_What this task involves_. Below are the records; locate each line with the word "vertical" and copy it.

··········

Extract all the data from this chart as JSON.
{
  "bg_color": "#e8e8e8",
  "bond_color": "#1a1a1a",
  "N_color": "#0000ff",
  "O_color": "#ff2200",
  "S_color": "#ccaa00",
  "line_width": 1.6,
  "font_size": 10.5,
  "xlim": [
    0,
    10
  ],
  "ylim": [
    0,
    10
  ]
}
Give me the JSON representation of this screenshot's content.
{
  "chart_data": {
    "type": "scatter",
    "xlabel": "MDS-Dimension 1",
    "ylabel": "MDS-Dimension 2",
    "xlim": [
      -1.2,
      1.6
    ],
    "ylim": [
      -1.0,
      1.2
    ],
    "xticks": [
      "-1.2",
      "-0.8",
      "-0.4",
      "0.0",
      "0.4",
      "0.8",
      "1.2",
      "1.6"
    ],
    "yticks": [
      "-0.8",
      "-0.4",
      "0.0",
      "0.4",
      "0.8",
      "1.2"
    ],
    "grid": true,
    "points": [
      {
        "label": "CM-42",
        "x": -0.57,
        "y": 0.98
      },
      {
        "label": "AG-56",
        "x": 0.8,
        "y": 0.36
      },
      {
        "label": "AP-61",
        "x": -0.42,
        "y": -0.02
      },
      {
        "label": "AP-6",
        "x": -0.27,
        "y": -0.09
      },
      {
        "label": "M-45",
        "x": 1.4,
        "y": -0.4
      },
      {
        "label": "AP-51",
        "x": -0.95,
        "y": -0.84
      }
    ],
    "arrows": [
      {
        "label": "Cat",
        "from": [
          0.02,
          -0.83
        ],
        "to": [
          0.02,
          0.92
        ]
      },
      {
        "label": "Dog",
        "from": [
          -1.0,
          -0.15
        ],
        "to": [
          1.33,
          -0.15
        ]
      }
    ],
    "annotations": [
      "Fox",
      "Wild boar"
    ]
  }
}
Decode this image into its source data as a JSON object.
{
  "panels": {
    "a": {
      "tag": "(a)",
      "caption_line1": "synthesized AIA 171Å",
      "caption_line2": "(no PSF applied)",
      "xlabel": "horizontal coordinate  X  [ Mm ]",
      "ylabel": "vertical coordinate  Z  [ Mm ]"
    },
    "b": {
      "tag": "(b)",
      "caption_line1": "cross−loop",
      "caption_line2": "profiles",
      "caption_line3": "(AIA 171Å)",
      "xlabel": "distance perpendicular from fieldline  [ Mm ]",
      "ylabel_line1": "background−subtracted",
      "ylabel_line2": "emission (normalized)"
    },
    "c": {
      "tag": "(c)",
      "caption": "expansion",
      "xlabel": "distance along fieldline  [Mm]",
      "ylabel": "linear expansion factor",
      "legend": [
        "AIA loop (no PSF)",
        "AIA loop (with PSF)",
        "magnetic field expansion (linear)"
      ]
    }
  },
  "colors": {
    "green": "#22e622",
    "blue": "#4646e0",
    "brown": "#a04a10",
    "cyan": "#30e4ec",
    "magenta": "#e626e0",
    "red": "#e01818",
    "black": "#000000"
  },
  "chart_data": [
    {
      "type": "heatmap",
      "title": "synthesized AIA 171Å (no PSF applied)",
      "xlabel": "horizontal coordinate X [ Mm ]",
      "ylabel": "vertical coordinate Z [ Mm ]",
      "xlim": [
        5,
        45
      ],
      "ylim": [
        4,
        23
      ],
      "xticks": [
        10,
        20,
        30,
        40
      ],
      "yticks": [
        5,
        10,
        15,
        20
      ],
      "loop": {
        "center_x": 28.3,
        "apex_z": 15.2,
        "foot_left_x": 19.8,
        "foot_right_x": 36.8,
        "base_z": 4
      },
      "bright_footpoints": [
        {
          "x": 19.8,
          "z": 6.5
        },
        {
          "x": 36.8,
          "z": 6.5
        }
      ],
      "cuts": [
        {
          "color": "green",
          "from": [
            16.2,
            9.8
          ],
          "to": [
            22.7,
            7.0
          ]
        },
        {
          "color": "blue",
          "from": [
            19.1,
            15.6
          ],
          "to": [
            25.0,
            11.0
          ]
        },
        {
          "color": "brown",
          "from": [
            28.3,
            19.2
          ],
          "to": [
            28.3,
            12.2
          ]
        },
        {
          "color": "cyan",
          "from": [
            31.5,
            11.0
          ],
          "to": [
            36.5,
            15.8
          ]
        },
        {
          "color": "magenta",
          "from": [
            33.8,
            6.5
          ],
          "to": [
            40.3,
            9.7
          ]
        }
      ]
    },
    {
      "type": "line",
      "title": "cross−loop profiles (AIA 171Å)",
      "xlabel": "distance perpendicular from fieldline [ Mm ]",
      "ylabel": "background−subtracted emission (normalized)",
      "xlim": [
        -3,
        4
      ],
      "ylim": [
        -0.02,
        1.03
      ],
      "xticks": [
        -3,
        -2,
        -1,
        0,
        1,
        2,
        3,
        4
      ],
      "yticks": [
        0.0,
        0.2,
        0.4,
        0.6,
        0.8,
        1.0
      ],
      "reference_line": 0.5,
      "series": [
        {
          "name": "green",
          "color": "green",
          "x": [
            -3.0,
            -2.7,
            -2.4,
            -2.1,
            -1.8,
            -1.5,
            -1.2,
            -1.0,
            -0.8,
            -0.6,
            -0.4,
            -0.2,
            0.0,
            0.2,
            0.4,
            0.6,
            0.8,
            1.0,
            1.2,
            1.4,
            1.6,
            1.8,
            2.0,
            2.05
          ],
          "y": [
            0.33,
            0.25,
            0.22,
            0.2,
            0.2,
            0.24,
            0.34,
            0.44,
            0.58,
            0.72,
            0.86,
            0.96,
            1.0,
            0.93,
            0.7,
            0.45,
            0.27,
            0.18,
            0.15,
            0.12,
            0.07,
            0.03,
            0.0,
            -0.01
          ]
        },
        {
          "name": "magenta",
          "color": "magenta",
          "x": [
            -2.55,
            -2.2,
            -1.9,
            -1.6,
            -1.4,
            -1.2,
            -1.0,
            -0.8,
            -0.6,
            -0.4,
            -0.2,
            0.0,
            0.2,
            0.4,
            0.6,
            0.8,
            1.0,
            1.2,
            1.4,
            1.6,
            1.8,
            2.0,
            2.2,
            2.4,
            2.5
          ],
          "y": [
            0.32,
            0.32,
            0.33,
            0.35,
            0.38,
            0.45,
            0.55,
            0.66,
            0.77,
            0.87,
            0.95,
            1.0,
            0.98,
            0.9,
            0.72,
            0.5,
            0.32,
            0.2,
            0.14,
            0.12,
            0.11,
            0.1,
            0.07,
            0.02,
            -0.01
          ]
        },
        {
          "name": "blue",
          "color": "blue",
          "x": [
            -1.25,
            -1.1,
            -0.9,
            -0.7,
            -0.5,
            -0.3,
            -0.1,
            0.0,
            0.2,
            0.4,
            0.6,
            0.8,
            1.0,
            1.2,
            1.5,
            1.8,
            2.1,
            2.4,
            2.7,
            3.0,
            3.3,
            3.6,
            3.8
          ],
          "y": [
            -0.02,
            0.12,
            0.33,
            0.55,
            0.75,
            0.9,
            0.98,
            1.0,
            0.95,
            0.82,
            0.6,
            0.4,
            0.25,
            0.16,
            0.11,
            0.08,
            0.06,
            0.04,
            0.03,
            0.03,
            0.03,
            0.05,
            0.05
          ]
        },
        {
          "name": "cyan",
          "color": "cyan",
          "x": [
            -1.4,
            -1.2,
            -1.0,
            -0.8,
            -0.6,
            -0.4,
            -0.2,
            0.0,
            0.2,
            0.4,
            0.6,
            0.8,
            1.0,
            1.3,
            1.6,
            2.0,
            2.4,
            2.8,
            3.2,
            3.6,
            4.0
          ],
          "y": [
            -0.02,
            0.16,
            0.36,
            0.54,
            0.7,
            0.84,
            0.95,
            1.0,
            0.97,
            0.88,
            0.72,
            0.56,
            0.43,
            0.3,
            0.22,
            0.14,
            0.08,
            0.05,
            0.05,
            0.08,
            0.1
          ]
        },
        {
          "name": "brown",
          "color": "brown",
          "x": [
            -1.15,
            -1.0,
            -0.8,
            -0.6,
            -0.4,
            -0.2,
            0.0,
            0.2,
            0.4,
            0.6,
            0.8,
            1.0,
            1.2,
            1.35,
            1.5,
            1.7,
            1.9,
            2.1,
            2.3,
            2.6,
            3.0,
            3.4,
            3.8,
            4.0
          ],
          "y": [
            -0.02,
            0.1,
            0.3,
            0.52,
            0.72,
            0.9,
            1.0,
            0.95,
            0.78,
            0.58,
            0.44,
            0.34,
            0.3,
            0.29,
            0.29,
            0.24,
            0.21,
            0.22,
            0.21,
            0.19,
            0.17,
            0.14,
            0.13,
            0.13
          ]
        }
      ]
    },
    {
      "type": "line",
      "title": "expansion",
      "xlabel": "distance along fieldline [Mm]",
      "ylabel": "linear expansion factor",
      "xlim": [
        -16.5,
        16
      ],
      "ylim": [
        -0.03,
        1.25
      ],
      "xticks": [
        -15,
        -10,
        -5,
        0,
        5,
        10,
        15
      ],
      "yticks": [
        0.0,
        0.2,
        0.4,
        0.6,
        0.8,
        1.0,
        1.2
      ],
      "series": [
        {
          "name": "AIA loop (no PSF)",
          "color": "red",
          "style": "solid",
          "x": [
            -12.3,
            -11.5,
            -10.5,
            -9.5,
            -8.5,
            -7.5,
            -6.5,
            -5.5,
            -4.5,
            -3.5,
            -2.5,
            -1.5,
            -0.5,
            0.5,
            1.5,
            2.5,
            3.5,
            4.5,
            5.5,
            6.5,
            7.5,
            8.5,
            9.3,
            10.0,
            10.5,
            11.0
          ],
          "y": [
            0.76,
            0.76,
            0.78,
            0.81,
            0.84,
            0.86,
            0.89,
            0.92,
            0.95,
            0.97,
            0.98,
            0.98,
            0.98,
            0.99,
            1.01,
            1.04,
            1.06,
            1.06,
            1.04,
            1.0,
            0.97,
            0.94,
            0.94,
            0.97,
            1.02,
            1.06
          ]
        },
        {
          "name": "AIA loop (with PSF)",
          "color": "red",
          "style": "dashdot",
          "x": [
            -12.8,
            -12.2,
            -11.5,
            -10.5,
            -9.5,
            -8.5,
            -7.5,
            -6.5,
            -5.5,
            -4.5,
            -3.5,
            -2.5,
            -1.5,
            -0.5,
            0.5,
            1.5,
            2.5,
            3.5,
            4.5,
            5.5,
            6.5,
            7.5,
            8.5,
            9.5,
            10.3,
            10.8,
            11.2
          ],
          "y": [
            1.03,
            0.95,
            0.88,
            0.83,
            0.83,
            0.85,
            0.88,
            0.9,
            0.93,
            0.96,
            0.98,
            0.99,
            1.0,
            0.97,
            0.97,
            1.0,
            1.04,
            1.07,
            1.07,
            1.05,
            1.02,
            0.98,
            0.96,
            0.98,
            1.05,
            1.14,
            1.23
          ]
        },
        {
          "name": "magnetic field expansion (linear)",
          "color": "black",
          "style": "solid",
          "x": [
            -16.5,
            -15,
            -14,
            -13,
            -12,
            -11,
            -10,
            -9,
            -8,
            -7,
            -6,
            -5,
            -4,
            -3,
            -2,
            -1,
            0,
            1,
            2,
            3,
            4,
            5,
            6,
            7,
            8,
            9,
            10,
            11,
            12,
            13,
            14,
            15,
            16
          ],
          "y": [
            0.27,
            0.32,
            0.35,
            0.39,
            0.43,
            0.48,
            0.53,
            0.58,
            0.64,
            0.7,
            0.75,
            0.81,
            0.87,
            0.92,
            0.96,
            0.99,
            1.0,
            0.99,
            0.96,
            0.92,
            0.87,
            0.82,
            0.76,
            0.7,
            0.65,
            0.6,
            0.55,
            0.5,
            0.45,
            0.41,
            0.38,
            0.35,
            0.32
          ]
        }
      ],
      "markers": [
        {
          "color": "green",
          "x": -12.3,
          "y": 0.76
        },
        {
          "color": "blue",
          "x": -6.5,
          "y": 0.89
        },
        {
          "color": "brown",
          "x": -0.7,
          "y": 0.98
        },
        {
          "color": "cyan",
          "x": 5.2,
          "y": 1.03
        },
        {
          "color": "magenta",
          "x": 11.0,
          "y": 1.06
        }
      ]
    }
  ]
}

··········

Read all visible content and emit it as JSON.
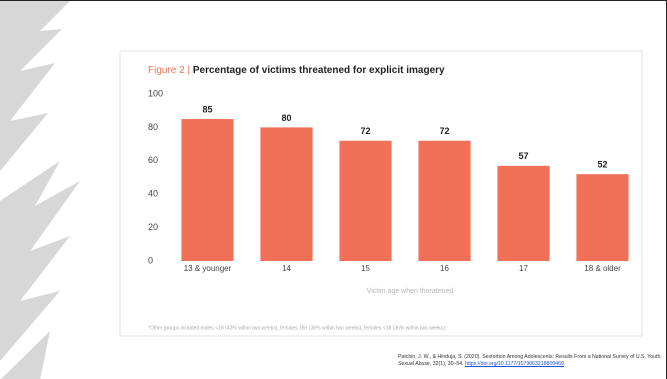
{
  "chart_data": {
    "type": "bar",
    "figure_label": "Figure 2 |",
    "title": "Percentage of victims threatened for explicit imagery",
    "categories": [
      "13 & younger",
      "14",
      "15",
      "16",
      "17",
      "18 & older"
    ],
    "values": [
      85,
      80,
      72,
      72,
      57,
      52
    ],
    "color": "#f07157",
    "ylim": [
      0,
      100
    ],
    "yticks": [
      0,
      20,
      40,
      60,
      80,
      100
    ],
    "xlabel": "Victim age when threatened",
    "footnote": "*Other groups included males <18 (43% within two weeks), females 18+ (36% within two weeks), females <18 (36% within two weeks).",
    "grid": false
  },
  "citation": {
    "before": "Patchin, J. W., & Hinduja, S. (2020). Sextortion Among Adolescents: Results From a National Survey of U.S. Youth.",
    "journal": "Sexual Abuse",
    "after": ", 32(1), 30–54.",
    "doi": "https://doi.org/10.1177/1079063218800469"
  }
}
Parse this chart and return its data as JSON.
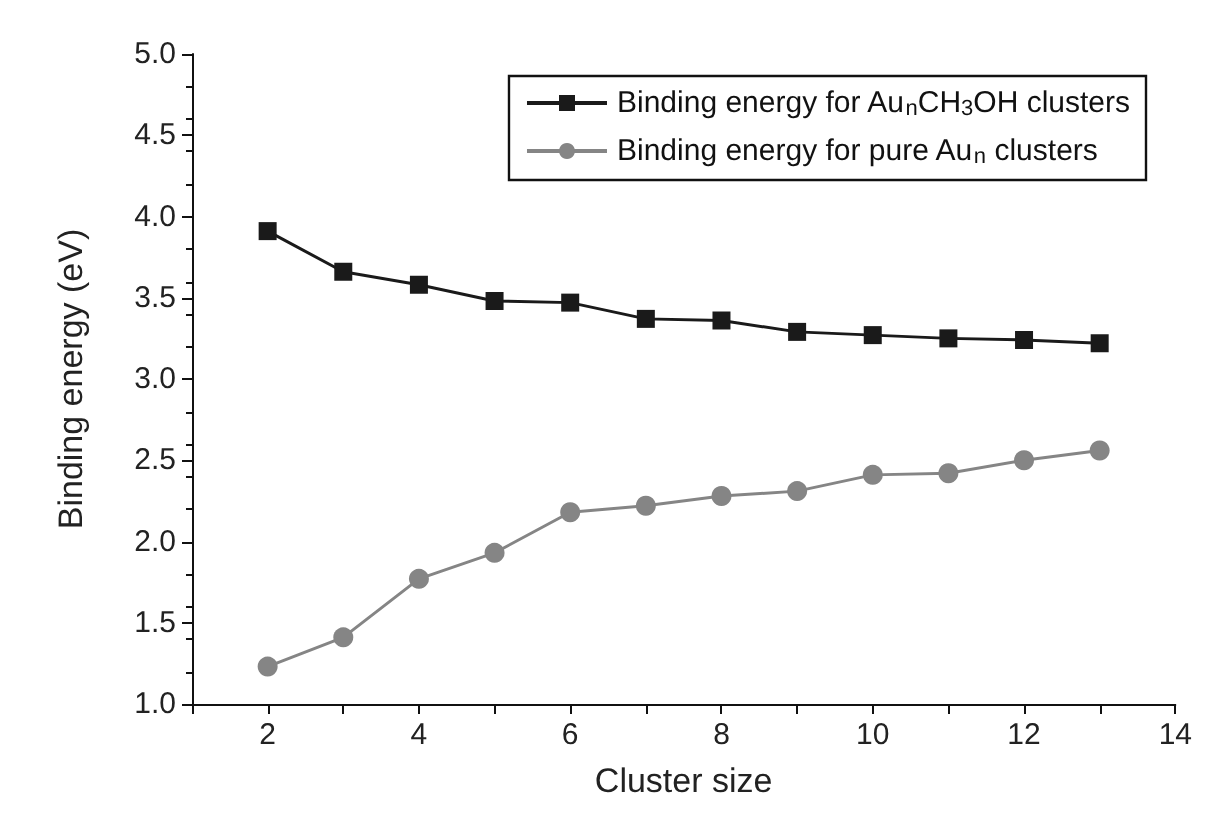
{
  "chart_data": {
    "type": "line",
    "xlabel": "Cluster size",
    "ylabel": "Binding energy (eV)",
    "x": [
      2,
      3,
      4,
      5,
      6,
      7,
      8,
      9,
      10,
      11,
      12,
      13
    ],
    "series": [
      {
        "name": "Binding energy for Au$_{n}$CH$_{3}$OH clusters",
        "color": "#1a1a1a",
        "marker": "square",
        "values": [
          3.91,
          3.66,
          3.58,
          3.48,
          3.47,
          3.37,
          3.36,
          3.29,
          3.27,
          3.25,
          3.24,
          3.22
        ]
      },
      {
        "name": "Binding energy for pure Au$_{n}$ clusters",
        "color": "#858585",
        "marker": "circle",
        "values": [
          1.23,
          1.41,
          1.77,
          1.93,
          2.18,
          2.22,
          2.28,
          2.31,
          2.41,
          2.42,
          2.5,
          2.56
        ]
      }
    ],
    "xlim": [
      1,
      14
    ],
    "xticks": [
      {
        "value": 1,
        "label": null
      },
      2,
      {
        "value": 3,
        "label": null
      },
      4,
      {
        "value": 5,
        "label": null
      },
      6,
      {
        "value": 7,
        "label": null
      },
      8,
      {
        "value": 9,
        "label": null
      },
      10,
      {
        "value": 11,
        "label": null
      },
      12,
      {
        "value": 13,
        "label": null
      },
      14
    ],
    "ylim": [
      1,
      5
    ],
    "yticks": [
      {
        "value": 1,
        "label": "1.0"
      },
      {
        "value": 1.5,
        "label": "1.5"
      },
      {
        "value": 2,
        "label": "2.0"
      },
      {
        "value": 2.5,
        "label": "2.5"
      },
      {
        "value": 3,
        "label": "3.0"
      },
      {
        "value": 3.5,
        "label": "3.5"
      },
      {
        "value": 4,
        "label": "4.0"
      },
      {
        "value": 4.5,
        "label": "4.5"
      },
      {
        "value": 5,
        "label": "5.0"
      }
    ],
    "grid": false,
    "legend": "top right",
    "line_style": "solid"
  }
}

··········

_Answer_.
      "ylabel": "vertical coordinate  Z  [ Mm ]"
      "ylabel": "vertical coordinate Z [ Mm ]",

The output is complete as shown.